- _What you need to do_: Select all lines holding the word "title" from the entries that follow.

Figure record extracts

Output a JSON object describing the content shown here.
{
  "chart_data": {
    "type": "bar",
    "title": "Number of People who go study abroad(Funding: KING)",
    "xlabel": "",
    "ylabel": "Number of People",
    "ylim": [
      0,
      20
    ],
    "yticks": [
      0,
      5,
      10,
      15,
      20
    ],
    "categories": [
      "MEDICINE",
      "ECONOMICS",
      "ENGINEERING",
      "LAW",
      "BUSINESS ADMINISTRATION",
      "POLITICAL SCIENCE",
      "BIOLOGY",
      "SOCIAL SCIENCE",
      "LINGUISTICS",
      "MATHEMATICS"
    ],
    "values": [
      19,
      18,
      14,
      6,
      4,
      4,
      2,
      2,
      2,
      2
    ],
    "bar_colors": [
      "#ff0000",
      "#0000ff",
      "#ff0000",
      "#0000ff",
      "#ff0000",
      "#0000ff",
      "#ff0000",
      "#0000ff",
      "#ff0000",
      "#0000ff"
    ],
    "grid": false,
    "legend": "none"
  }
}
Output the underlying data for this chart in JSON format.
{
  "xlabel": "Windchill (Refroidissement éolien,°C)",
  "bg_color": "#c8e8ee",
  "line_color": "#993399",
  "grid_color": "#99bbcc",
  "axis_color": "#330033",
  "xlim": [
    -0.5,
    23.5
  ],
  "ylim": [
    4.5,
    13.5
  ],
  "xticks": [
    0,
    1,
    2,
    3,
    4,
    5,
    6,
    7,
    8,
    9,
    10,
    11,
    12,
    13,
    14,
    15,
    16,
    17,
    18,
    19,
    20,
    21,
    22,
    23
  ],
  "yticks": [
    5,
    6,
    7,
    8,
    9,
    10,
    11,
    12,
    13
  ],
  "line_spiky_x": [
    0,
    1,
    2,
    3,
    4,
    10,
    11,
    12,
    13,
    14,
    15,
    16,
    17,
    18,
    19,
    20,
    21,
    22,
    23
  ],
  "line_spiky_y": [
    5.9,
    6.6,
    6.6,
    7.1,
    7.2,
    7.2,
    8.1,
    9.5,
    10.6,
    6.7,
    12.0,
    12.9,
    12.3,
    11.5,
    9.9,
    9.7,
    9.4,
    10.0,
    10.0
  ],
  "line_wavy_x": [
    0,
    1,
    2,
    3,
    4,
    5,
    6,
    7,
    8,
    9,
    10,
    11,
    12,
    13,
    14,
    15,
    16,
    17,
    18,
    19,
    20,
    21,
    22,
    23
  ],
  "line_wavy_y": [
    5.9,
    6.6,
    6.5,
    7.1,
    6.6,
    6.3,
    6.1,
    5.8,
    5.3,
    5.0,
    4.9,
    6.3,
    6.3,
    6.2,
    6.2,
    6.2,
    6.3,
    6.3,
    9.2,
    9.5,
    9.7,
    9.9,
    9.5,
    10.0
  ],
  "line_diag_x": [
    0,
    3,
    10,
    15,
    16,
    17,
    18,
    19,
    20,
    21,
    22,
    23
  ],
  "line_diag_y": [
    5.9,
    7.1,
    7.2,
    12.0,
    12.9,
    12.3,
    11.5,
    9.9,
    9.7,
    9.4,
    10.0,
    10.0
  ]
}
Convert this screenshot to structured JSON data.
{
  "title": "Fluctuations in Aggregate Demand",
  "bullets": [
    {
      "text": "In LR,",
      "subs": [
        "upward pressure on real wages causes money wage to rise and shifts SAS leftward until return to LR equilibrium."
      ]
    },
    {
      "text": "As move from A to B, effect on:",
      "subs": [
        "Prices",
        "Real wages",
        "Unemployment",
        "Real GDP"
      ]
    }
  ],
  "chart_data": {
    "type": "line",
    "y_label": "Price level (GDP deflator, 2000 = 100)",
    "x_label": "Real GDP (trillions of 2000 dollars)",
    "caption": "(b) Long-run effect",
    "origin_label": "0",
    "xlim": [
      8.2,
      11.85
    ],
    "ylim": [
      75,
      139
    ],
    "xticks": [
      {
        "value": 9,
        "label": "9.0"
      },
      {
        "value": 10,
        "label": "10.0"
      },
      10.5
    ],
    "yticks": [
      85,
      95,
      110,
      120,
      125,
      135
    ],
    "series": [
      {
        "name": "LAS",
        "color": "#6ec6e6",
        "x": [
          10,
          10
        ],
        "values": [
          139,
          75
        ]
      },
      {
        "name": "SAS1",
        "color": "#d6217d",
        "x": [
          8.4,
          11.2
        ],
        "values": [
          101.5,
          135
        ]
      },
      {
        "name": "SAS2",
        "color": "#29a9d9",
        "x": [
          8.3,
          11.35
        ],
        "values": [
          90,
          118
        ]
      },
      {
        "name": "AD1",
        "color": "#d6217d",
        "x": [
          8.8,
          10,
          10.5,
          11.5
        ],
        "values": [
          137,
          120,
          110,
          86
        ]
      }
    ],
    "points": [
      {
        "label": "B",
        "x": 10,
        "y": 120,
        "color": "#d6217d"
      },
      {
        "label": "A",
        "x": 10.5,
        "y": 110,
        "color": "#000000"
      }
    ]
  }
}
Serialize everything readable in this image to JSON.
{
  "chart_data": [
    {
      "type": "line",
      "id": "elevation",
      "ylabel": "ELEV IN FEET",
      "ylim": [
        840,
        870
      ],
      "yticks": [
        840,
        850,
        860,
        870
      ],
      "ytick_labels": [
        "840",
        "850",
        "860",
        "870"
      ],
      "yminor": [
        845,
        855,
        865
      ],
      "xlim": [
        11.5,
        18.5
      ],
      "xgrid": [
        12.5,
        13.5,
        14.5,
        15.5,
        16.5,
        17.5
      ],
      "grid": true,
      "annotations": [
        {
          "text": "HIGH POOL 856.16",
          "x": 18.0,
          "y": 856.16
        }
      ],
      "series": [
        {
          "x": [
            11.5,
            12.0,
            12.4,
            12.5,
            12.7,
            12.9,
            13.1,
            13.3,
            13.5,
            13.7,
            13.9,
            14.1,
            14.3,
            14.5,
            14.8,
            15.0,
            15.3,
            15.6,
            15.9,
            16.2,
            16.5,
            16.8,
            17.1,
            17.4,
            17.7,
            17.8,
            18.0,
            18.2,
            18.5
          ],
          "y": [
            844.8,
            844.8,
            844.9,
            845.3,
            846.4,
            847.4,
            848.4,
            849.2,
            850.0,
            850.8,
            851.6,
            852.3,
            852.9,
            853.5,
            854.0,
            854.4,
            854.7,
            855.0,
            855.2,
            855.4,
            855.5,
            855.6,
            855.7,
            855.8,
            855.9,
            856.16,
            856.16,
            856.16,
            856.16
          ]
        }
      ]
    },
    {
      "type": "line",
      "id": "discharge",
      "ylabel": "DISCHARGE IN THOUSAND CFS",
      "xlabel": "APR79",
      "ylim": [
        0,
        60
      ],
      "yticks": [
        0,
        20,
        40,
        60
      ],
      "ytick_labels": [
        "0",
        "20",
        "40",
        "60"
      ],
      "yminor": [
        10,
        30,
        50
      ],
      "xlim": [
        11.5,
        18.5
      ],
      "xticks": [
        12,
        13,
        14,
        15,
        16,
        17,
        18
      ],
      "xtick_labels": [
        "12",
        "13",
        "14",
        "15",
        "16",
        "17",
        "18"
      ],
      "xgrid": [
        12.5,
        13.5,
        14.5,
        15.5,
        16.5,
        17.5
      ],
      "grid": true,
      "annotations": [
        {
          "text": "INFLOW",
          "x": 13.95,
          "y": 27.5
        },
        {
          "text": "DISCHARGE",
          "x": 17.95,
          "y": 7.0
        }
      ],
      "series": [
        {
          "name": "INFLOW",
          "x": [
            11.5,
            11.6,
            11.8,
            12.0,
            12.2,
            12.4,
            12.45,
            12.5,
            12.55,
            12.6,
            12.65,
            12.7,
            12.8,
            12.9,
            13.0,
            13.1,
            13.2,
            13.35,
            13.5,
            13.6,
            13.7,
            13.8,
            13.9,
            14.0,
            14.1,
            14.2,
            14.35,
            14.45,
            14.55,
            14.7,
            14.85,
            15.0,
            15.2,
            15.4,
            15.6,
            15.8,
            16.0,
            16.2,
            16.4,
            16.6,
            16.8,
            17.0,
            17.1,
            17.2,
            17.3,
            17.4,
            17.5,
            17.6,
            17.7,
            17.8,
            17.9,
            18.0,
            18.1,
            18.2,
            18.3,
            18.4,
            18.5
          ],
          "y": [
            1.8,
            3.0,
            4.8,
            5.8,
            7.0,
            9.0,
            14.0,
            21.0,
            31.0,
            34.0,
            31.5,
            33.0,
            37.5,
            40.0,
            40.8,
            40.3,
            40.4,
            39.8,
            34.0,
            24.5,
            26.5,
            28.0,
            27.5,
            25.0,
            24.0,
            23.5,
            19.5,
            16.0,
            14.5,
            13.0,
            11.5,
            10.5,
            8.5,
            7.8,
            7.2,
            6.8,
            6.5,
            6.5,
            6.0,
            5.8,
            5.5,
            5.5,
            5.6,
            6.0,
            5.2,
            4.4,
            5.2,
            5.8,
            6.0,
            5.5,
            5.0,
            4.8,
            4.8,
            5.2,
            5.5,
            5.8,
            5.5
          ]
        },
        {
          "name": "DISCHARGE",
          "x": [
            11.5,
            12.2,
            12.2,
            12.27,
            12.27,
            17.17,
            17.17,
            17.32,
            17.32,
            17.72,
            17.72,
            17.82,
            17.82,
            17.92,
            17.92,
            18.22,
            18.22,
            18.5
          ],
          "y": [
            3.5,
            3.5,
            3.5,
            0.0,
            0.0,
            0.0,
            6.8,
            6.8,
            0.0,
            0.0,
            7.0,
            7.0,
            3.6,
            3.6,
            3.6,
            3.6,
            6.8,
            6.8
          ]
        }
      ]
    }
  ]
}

- _Expected answer_:
    "title": "Number of People who go study abroad(Funding: KING)",
  "title": "Fluctuations in Aggregate Demand",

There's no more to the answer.